REQUIREMENTS: Please rewrite the rows below, swapping every "feature-item" for "feature-entry" and keeping everything else the same. Leave the pictures out.

RECORDS:
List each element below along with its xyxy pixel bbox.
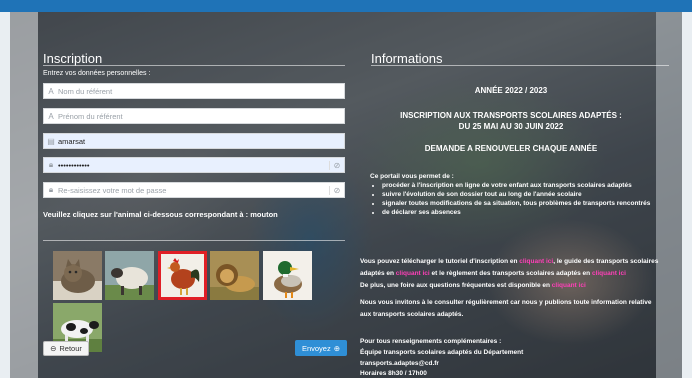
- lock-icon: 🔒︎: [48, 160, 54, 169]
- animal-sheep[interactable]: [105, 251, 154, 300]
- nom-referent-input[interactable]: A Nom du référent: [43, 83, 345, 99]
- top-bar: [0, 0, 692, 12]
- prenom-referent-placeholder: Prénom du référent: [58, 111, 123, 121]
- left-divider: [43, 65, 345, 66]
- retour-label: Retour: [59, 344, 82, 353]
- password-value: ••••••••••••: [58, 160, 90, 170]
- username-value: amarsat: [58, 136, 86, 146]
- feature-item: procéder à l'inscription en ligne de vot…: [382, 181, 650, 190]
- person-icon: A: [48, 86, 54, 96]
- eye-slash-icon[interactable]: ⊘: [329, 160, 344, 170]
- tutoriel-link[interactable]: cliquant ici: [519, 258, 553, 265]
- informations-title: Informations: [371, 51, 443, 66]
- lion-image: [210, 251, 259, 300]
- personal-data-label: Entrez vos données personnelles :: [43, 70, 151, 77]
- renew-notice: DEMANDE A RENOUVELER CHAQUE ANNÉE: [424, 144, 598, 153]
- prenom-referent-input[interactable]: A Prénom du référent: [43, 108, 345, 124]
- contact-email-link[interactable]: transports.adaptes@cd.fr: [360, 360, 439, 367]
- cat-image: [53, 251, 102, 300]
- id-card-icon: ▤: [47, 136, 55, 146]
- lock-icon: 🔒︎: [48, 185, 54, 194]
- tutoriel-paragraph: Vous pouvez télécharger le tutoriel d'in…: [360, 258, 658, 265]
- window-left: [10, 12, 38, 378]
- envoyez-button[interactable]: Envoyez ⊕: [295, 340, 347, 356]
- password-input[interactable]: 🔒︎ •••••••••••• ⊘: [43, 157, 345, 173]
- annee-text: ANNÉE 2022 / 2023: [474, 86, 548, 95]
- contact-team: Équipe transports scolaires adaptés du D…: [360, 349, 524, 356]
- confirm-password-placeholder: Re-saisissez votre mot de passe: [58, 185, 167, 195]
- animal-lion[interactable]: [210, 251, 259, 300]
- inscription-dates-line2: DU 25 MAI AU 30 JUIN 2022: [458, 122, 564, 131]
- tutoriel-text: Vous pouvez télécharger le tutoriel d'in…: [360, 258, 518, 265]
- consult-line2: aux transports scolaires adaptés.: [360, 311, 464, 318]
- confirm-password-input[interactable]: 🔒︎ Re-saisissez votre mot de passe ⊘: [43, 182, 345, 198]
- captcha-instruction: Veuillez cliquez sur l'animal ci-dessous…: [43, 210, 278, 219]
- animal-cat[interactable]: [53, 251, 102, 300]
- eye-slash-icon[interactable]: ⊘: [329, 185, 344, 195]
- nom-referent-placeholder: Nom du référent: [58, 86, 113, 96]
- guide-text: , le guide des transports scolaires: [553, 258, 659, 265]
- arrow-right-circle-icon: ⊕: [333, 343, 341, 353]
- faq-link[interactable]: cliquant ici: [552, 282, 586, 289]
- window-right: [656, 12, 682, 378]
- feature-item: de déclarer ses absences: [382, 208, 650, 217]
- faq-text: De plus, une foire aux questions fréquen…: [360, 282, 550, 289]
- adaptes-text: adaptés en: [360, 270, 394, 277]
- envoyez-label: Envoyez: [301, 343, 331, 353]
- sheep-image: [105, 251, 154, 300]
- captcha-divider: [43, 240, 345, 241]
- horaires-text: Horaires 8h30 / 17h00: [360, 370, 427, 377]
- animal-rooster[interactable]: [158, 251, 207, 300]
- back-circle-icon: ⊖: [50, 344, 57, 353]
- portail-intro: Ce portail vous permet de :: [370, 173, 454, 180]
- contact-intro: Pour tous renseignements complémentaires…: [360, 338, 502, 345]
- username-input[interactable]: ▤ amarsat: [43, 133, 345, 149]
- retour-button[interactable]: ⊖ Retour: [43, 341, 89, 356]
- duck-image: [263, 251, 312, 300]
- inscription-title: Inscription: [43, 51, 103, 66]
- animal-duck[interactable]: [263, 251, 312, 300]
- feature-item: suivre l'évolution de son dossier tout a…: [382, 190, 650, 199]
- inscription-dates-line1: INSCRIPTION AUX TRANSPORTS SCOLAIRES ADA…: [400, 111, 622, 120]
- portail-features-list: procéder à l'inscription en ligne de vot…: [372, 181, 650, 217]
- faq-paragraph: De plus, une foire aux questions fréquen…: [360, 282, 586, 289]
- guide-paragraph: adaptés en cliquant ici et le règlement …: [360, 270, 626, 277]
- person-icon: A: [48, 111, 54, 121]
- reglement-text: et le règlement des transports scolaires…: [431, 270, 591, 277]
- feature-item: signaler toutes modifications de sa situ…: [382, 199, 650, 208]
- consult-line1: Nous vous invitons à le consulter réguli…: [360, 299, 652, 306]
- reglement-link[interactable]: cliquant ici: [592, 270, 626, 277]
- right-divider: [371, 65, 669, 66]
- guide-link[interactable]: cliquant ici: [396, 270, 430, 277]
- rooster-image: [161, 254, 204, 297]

WRITTEN ANSWER:
List each element below along with its xyxy pixel bbox.
- lock-icon: 🔒︎: [48, 160, 54, 169]
- animal-sheep[interactable]: [105, 251, 154, 300]
- nom-referent-input[interactable]: A Nom du référent: [43, 83, 345, 99]
- top-bar: [0, 0, 692, 12]
- prenom-referent-placeholder: Prénom du référent: [58, 111, 123, 121]
- left-divider: [43, 65, 345, 66]
- retour-label: Retour: [59, 344, 82, 353]
- password-value: ••••••••••••: [58, 160, 90, 170]
- username-value: amarsat: [58, 136, 86, 146]
- feature-entry: procéder à l'inscription en ligne de vot…: [382, 181, 650, 190]
- person-icon: A: [48, 86, 54, 96]
- eye-slash-icon[interactable]: ⊘: [329, 160, 344, 170]
- tutoriel-link[interactable]: cliquant ici: [519, 258, 553, 265]
- informations-title: Informations: [371, 51, 443, 66]
- lion-image: [210, 251, 259, 300]
- personal-data-label: Entrez vos données personnelles :: [43, 70, 151, 77]
- renew-notice: DEMANDE A RENOUVELER CHAQUE ANNÉE: [424, 144, 598, 153]
- prenom-referent-input[interactable]: A Prénom du référent: [43, 108, 345, 124]
- contact-email-link[interactable]: transports.adaptes@cd.fr: [360, 360, 439, 367]
- cat-image: [53, 251, 102, 300]
- id-card-icon: ▤: [47, 136, 55, 146]
- lock-icon: 🔒︎: [48, 185, 54, 194]
- tutoriel-paragraph: Vous pouvez télécharger le tutoriel d'in…: [360, 258, 658, 265]
- window-left: [10, 12, 38, 378]
- envoyez-button[interactable]: Envoyez ⊕: [295, 340, 347, 356]
- password-input[interactable]: 🔒︎ •••••••••••• ⊘: [43, 157, 345, 173]
- annee-text: ANNÉE 2022 / 2023: [474, 86, 548, 95]
- contact-team: Équipe transports scolaires adaptés du D…: [360, 349, 524, 356]
- confirm-password-placeholder: Re-saisissez votre mot de passe: [58, 185, 167, 195]
- animal-lion[interactable]: [210, 251, 259, 300]
- inscription-dates-line2: DU 25 MAI AU 30 JUIN 2022: [458, 122, 564, 131]
- tutoriel-text: Vous pouvez télécharger le tutoriel d'in…: [360, 258, 518, 265]
- consult-line2: aux transports scolaires adaptés.: [360, 311, 464, 318]
- confirm-password-input[interactable]: 🔒︎ Re-saisissez votre mot de passe ⊘: [43, 182, 345, 198]
- captcha-instruction: Veuillez cliquez sur l'animal ci-dessous…: [43, 210, 278, 219]
- animal-cat[interactable]: [53, 251, 102, 300]
- eye-slash-icon[interactable]: ⊘: [329, 185, 344, 195]
- nom-referent-placeholder: Nom du référent: [58, 86, 113, 96]
- guide-text: , le guide des transports scolaires: [553, 258, 659, 265]
- arrow-right-circle-icon: ⊕: [333, 343, 341, 353]
- faq-link[interactable]: cliquant ici: [552, 282, 586, 289]
- window-right: [656, 12, 682, 378]
- feature-entry: de déclarer ses absences: [382, 208, 650, 217]
- faq-text: De plus, une foire aux questions fréquen…: [360, 282, 550, 289]
- adaptes-text: adaptés en: [360, 270, 394, 277]
- envoyez-label: Envoyez: [301, 343, 331, 353]
- sheep-image: [105, 251, 154, 300]
- captcha-divider: [43, 240, 345, 241]
- horaires-text: Horaires 8h30 / 17h00: [360, 370, 427, 377]
- animal-rooster[interactable]: [158, 251, 207, 300]
- back-circle-icon: ⊖: [50, 344, 57, 353]
- portail-intro: Ce portail vous permet de :: [370, 173, 454, 180]
- contact-intro: Pour tous renseignements complémentaires…: [360, 338, 502, 345]
- username-input[interactable]: ▤ amarsat: [43, 133, 345, 149]
- retour-button[interactable]: ⊖ Retour: [43, 341, 89, 356]
- duck-image: [263, 251, 312, 300]
- inscription-title: Inscription: [43, 51, 103, 66]
- animal-duck[interactable]: [263, 251, 312, 300]
- feature-entry: suivre l'évolution de son dossier tout a…: [382, 190, 650, 199]
- inscription-dates-line1: INSCRIPTION AUX TRANSPORTS SCOLAIRES ADA…: [400, 111, 622, 120]
- portail-features-list: procéder à l'inscription en ligne de vot…: [372, 181, 650, 217]
- faq-paragraph: De plus, une foire aux questions fréquen…: [360, 282, 586, 289]
- guide-paragraph: adaptés en cliquant ici et le règlement …: [360, 270, 626, 277]
- person-icon: A: [48, 111, 54, 121]
- reglement-text: et le règlement des transports scolaires…: [431, 270, 591, 277]
- feature-entry: signaler toutes modifications de sa situ…: [382, 199, 650, 208]
- consult-line1: Nous vous invitons à le consulter réguli…: [360, 299, 652, 306]
- reglement-link[interactable]: cliquant ici: [592, 270, 626, 277]
- right-divider: [371, 65, 669, 66]
- guide-link[interactable]: cliquant ici: [396, 270, 430, 277]
- rooster-image: [161, 254, 204, 297]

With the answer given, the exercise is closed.